:: Direction ::
Below are some records. Pull every line that contains the word "veya".

+++

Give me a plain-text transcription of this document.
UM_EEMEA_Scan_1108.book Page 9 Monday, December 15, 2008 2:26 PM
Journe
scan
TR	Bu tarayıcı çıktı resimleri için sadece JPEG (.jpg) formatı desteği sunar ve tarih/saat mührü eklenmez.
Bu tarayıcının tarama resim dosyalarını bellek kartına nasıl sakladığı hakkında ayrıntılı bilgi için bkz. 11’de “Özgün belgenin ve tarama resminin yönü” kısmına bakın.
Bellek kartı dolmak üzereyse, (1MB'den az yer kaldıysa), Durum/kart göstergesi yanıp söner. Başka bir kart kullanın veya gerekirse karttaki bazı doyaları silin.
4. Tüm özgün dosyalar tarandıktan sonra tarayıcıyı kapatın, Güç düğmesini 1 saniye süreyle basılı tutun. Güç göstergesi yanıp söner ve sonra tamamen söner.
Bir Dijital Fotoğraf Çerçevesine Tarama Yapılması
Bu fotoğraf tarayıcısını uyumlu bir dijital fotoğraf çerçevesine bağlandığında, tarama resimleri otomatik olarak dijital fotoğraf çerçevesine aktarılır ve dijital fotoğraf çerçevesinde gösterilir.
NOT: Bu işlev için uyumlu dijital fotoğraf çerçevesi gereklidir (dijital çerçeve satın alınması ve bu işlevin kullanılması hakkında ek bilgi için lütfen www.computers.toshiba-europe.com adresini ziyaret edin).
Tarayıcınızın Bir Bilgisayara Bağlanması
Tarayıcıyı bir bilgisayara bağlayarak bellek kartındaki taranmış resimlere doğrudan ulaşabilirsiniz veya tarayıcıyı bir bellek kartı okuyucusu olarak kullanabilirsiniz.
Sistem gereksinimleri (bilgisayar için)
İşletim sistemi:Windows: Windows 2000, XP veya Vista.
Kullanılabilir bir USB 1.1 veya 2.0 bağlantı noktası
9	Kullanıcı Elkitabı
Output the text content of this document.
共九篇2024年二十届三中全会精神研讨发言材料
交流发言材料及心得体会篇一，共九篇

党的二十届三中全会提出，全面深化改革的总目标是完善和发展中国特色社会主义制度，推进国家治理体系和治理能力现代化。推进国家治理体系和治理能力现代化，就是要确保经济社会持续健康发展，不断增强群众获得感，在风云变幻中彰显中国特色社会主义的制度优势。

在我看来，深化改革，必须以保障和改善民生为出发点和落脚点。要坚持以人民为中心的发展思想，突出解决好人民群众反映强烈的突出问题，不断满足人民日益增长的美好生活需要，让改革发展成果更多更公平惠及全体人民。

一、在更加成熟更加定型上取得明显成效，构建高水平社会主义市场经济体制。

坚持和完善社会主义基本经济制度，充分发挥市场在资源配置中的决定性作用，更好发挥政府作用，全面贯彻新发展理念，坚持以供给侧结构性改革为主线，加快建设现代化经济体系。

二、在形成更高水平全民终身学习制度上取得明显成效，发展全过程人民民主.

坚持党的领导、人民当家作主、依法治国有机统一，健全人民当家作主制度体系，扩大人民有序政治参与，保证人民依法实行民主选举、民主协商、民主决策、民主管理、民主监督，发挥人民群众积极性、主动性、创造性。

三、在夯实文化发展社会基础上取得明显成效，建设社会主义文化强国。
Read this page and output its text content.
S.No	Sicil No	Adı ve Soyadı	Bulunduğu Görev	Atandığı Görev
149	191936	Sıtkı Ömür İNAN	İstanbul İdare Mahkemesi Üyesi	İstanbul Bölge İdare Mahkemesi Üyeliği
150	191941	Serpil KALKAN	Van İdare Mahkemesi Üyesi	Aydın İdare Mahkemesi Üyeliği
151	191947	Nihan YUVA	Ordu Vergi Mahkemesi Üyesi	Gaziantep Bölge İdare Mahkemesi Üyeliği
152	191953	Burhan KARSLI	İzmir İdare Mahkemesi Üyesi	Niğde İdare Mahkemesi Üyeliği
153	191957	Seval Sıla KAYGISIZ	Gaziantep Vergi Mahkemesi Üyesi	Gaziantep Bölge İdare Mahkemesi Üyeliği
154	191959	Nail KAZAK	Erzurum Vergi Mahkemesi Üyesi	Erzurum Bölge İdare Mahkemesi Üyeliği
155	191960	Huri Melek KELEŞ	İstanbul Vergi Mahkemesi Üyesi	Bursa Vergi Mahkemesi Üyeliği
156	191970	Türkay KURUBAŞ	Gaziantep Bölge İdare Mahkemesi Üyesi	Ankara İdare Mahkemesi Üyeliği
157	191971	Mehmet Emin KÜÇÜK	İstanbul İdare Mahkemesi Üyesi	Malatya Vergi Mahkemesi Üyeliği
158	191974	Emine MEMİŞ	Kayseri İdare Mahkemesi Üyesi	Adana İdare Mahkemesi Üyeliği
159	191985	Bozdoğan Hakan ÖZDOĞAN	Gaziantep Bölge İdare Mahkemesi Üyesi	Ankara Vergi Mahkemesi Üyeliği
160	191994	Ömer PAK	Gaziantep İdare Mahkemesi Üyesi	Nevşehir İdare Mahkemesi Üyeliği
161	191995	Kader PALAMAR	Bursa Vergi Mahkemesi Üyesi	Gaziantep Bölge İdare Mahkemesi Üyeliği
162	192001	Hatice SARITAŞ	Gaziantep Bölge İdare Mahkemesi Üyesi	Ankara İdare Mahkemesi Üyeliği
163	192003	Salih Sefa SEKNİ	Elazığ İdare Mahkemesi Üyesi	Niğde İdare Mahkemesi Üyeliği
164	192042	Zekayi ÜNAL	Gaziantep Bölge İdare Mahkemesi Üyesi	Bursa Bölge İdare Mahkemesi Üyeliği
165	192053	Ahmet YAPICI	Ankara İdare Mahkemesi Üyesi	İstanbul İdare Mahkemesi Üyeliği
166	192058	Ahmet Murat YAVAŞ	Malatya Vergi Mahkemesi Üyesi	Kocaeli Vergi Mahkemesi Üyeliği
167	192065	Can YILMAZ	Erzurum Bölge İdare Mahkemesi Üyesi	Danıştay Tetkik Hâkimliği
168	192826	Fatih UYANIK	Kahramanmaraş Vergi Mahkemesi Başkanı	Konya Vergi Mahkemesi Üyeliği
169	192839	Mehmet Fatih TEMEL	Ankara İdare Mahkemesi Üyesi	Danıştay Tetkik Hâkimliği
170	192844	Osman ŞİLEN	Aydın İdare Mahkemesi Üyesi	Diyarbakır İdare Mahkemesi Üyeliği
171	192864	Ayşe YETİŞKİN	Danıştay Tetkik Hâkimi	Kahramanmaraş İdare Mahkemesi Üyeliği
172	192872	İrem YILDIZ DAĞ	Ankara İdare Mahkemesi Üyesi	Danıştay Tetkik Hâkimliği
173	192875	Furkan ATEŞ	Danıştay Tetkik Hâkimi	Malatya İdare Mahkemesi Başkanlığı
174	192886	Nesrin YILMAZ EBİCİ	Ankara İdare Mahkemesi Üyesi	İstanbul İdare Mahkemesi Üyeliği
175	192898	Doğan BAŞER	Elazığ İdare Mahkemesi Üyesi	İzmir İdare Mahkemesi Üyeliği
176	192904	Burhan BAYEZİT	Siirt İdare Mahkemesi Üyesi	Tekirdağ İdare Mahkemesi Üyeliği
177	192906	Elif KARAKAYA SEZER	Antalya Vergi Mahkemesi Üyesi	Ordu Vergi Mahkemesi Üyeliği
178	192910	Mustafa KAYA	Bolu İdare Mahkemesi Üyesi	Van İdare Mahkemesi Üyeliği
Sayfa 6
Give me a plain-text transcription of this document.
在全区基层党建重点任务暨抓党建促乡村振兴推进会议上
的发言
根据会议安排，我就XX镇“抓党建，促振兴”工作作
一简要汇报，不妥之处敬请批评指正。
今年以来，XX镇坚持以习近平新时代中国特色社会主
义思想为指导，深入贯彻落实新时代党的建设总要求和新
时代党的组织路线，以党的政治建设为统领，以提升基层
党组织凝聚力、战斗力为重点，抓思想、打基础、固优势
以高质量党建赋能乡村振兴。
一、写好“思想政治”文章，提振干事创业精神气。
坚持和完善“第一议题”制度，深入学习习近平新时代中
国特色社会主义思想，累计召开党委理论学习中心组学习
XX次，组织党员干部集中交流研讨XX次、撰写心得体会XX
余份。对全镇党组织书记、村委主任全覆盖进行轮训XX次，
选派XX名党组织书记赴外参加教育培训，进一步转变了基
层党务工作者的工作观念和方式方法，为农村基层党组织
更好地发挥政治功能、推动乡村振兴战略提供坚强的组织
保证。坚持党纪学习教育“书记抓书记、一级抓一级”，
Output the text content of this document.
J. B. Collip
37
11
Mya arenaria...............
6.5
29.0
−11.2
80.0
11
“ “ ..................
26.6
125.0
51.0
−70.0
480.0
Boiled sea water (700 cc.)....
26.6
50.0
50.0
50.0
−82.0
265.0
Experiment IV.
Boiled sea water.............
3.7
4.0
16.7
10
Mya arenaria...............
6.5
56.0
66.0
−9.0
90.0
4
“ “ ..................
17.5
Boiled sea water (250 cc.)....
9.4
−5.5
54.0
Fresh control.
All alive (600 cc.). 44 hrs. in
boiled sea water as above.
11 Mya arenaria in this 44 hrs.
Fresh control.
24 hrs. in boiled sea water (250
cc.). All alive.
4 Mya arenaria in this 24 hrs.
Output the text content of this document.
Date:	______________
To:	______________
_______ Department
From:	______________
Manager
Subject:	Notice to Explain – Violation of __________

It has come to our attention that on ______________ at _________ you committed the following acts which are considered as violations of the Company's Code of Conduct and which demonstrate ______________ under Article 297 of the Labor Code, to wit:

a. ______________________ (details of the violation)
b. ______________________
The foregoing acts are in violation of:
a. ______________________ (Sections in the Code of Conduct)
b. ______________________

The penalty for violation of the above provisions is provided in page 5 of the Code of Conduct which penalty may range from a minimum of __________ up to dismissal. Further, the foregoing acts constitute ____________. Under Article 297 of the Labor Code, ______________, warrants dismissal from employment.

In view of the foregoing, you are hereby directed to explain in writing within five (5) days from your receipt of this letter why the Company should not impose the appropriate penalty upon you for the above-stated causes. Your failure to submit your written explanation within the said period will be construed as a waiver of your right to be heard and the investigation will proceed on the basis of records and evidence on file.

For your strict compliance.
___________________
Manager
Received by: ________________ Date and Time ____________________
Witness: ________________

+++

:: The response ::
Bellek kartı dolmak üzereyse, (1MB'den az yer kaldıysa), Durum/kart göstergesi yanıp söner. Başka bir kart kullanın veya gerekirse karttaki bazı doyaları silin.
Tarayıcıyı bir bilgisayara bağlayarak bellek kartındaki taranmış resimlere doğrudan ulaşabilirsiniz veya tarayıcıyı bir bellek kartı okuyucusu olarak kullanabilirsiniz.
İşletim sistemi:Windows: Windows 2000, XP veya Vista.
Kullanılabilir bir USB 1.1 veya 2.0 bağlantı noktası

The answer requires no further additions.